[Extracts from a graphics dataset]
#####

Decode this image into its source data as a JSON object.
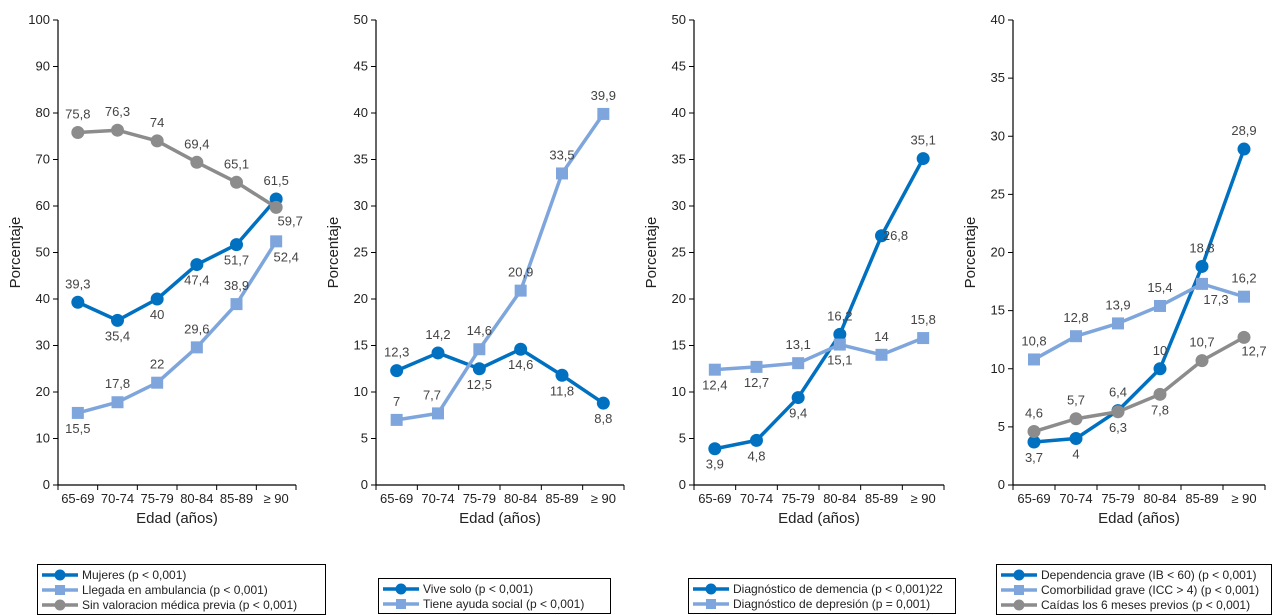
{
  "colors": {
    "dark_blue": "#0070c0",
    "light_blue": "#7ea6dc",
    "gray": "#8c8c8c"
  },
  "chart_data": [
    {
      "type": "line",
      "categories": [
        "65-69",
        "70-74",
        "75-79",
        "80-84",
        "85-89",
        "≥ 90"
      ],
      "xlabel": "Edad (años)",
      "ylabel": "Porcentaje",
      "ylim": [
        0,
        100
      ],
      "yticks": [
        0,
        10,
        20,
        30,
        40,
        50,
        60,
        70,
        80,
        90,
        100
      ],
      "grid": false,
      "legend_position": "bottom",
      "series": [
        {
          "name": "Mujeres (p < 0,001)",
          "color": "#0070c0",
          "marker": "circle",
          "values": [
            39.3,
            35.4,
            40,
            47.4,
            51.7,
            61.5
          ],
          "labels": [
            "39,3",
            "35,4",
            "40",
            "47,4",
            "51,7",
            "61,5"
          ]
        },
        {
          "name": "Llegada en ambulancia (p < 0,001)",
          "color": "#7ea6dc",
          "marker": "square",
          "values": [
            15.5,
            17.8,
            22,
            29.6,
            38.9,
            52.4
          ],
          "labels": [
            "15,5",
            "17,8",
            "22",
            "29,6",
            "38,9",
            "52,4"
          ]
        },
        {
          "name": "Sin valoracion médica previa (p < 0,001)",
          "color": "#8c8c8c",
          "marker": "circle",
          "values": [
            75.8,
            76.3,
            74,
            69.4,
            65.1,
            59.7
          ],
          "labels": [
            "75,8",
            "76,3",
            "74",
            "69,4",
            "65,1",
            "59,7"
          ]
        }
      ]
    },
    {
      "type": "line",
      "categories": [
        "65-69",
        "70-74",
        "75-79",
        "80-84",
        "85-89",
        "≥ 90"
      ],
      "xlabel": "Edad (años)",
      "ylabel": "Porcentaje",
      "ylim": [
        0,
        50
      ],
      "yticks": [
        0,
        5,
        10,
        15,
        20,
        25,
        30,
        35,
        40,
        45,
        50
      ],
      "grid": false,
      "legend_position": "bottom",
      "series": [
        {
          "name": "Vive solo (p < 0,001)",
          "color": "#0070c0",
          "marker": "circle",
          "values": [
            12.3,
            14.2,
            12.5,
            14.6,
            11.8,
            8.8
          ],
          "labels": [
            "12,3",
            "14,2",
            "12,5",
            "14,6",
            "11,8",
            "8,8"
          ]
        },
        {
          "name": "Tiene ayuda social (p < 0,001)",
          "color": "#7ea6dc",
          "marker": "square",
          "values": [
            7,
            7.7,
            14.6,
            20.9,
            33.5,
            39.9
          ],
          "labels": [
            "7",
            "7,7",
            "14,6",
            "20,9",
            "33,5",
            "39,9"
          ]
        }
      ]
    },
    {
      "type": "line",
      "categories": [
        "65-69",
        "70-74",
        "75-79",
        "80-84",
        "85-89",
        "≥ 90"
      ],
      "xlabel": "Edad (años)",
      "ylabel": "Porcentaje",
      "ylim": [
        0,
        50
      ],
      "yticks": [
        0,
        5,
        10,
        15,
        20,
        25,
        30,
        35,
        40,
        45,
        50
      ],
      "grid": false,
      "legend_position": "bottom",
      "series": [
        {
          "name": "Diagnóstico de demencia (p < 0,001)22",
          "color": "#0070c0",
          "marker": "circle",
          "values": [
            3.9,
            4.8,
            9.4,
            16.2,
            26.8,
            35.1
          ],
          "labels": [
            "3,9",
            "4,8",
            "9,4",
            "16,2",
            "26,8",
            "35,1"
          ]
        },
        {
          "name": "Diagnóstico de depresión (p = 0,001)",
          "color": "#7ea6dc",
          "marker": "square",
          "values": [
            12.4,
            12.7,
            13.1,
            15.1,
            14,
            15.8
          ],
          "labels": [
            "12,4",
            "12,7",
            "13,1",
            "15,1",
            "14",
            "15,8"
          ]
        }
      ]
    },
    {
      "type": "line",
      "categories": [
        "65-69",
        "70-74",
        "75-79",
        "80-84",
        "85-89",
        "≥ 90"
      ],
      "xlabel": "Edad (años)",
      "ylabel": "Porcentaje",
      "ylim": [
        0,
        40
      ],
      "yticks": [
        0,
        5,
        10,
        15,
        20,
        25,
        30,
        35,
        40
      ],
      "grid": false,
      "legend_position": "bottom",
      "series": [
        {
          "name": "Dependencia grave (IB < 60) (p < 0,001)",
          "color": "#0070c0",
          "marker": "circle",
          "values": [
            3.7,
            4,
            6.4,
            10,
            18.8,
            28.9
          ],
          "labels": [
            "3,7",
            "4",
            "6,4",
            "10",
            "18,8",
            "28,9"
          ]
        },
        {
          "name": "Comorbilidad grave (ICC > 4) (p < 0,001)",
          "color": "#7ea6dc",
          "marker": "square",
          "values": [
            10.8,
            12.8,
            13.9,
            15.4,
            17.3,
            16.2
          ],
          "labels": [
            "10,8",
            "12,8",
            "13,9",
            "15,4",
            "17,3",
            "16,2"
          ]
        },
        {
          "name": "Caídas los 6 meses previos (p < 0,001)",
          "color": "#8c8c8c",
          "marker": "circle",
          "values": [
            4.6,
            5.7,
            6.3,
            7.8,
            10.7,
            12.7
          ],
          "labels": [
            "4,6",
            "5,7",
            "6,3",
            "7,8",
            "10,7",
            "12,7"
          ]
        }
      ]
    }
  ]
}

#####

The material above holds pictures; copy everything else in it exactly.

Decode this image into its source data as a JSON object.
{
  "colors": {
    "dark_blue": "#0070c0",
    "light_blue": "#7ea6dc",
    "gray": "#8c8c8c"
  },
  "chart_data": [
    {
      "type": "line",
      "categories": [
        "65-69",
        "70-74",
        "75-79",
        "80-84",
        "85-89",
        "≥ 90"
      ],
      "xlabel": "Edad (años)",
      "ylabel": "Porcentaje",
      "ylim": [
        0,
        100
      ],
      "yticks": [
        0,
        10,
        20,
        30,
        40,
        50,
        60,
        70,
        80,
        90,
        100
      ],
      "grid": false,
      "legend_position": "bottom",
      "series": [
        {
          "name": "Mujeres (p < 0,001)",
          "color": "#0070c0",
          "marker": "circle",
          "values": [
            39.3,
            35.4,
            40,
            47.4,
            51.7,
            61.5
          ],
          "labels": [
            "39,3",
            "35,4",
            "40",
            "47,4",
            "51,7",
            "61,5"
          ]
        },
        {
          "name": "Llegada en ambulancia (p < 0,001)",
          "color": "#7ea6dc",
          "marker": "square",
          "values": [
            15.5,
            17.8,
            22,
            29.6,
            38.9,
            52.4
          ],
          "labels": [
            "15,5",
            "17,8",
            "22",
            "29,6",
            "38,9",
            "52,4"
          ]
        },
        {
          "name": "Sin valoracion médica previa (p < 0,001)",
          "color": "#8c8c8c",
          "marker": "circle",
          "values": [
            75.8,
            76.3,
            74,
            69.4,
            65.1,
            59.7
          ],
          "labels": [
            "75,8",
            "76,3",
            "74",
            "69,4",
            "65,1",
            "59,7"
          ]
        }
      ]
    },
    {
      "type": "line",
      "categories": [
        "65-69",
        "70-74",
        "75-79",
        "80-84",
        "85-89",
        "≥ 90"
      ],
      "xlabel": "Edad (años)",
      "ylabel": "Porcentaje",
      "ylim": [
        0,
        50
      ],
      "yticks": [
        0,
        5,
        10,
        15,
        20,
        25,
        30,
        35,
        40,
        45,
        50
      ],
      "grid": false,
      "legend_position": "bottom",
      "series": [
        {
          "name": "Vive solo (p < 0,001)",
          "color": "#0070c0",
          "marker": "circle",
          "values": [
            12.3,
            14.2,
            12.5,
            14.6,
            11.8,
            8.8
          ],
          "labels": [
            "12,3",
            "14,2",
            "12,5",
            "14,6",
            "11,8",
            "8,8"
          ]
        },
        {
          "name": "Tiene ayuda social (p < 0,001)",
          "color": "#7ea6dc",
          "marker": "square",
          "values": [
            7,
            7.7,
            14.6,
            20.9,
            33.5,
            39.9
          ],
          "labels": [
            "7",
            "7,7",
            "14,6",
            "20,9",
            "33,5",
            "39,9"
          ]
        }
      ]
    },
    {
      "type": "line",
      "categories": [
        "65-69",
        "70-74",
        "75-79",
        "80-84",
        "85-89",
        "≥ 90"
      ],
      "xlabel": "Edad (años)",
      "ylabel": "Porcentaje",
      "ylim": [
        0,
        50
      ],
      "yticks": [
        0,
        5,
        10,
        15,
        20,
        25,
        30,
        35,
        40,
        45,
        50
      ],
      "grid": false,
      "legend_position": "bottom",
      "series": [
        {
          "name": "Diagnóstico de demencia (p < 0,001)22",
          "color": "#0070c0",
          "marker": "circle",
          "values": [
            3.9,
            4.8,
            9.4,
            16.2,
            26.8,
            35.1
          ],
          "labels": [
            "3,9",
            "4,8",
            "9,4",
            "16,2",
            "26,8",
            "35,1"
          ]
        },
        {
          "name": "Diagnóstico de depresión (p = 0,001)",
          "color": "#7ea6dc",
          "marker": "square",
          "values": [
            12.4,
            12.7,
            13.1,
            15.1,
            14,
            15.8
          ],
          "labels": [
            "12,4",
            "12,7",
            "13,1",
            "15,1",
            "14",
            "15,8"
          ]
        }
      ]
    },
    {
      "type": "line",
      "categories": [
        "65-69",
        "70-74",
        "75-79",
        "80-84",
        "85-89",
        "≥ 90"
      ],
      "xlabel": "Edad (años)",
      "ylabel": "Porcentaje",
      "ylim": [
        0,
        40
      ],
      "yticks": [
        0,
        5,
        10,
        15,
        20,
        25,
        30,
        35,
        40
      ],
      "grid": false,
      "legend_position": "bottom",
      "series": [
        {
          "name": "Dependencia grave (IB < 60) (p < 0,001)",
          "color": "#0070c0",
          "marker": "circle",
          "values": [
            3.7,
            4,
            6.4,
            10,
            18.8,
            28.9
          ],
          "labels": [
            "3,7",
            "4",
            "6,4",
            "10",
            "18,8",
            "28,9"
          ]
        },
        {
          "name": "Comorbilidad grave (ICC > 4) (p < 0,001)",
          "color": "#7ea6dc",
          "marker": "square",
          "values": [
            10.8,
            12.8,
            13.9,
            15.4,
            17.3,
            16.2
          ],
          "labels": [
            "10,8",
            "12,8",
            "13,9",
            "15,4",
            "17,3",
            "16,2"
          ]
        },
        {
          "name": "Caídas los 6 meses previos (p < 0,001)",
          "color": "#8c8c8c",
          "marker": "circle",
          "values": [
            4.6,
            5.7,
            6.3,
            7.8,
            10.7,
            12.7
          ],
          "labels": [
            "4,6",
            "5,7",
            "6,3",
            "7,8",
            "10,7",
            "12,7"
          ]
        }
      ]
    }
  ]
}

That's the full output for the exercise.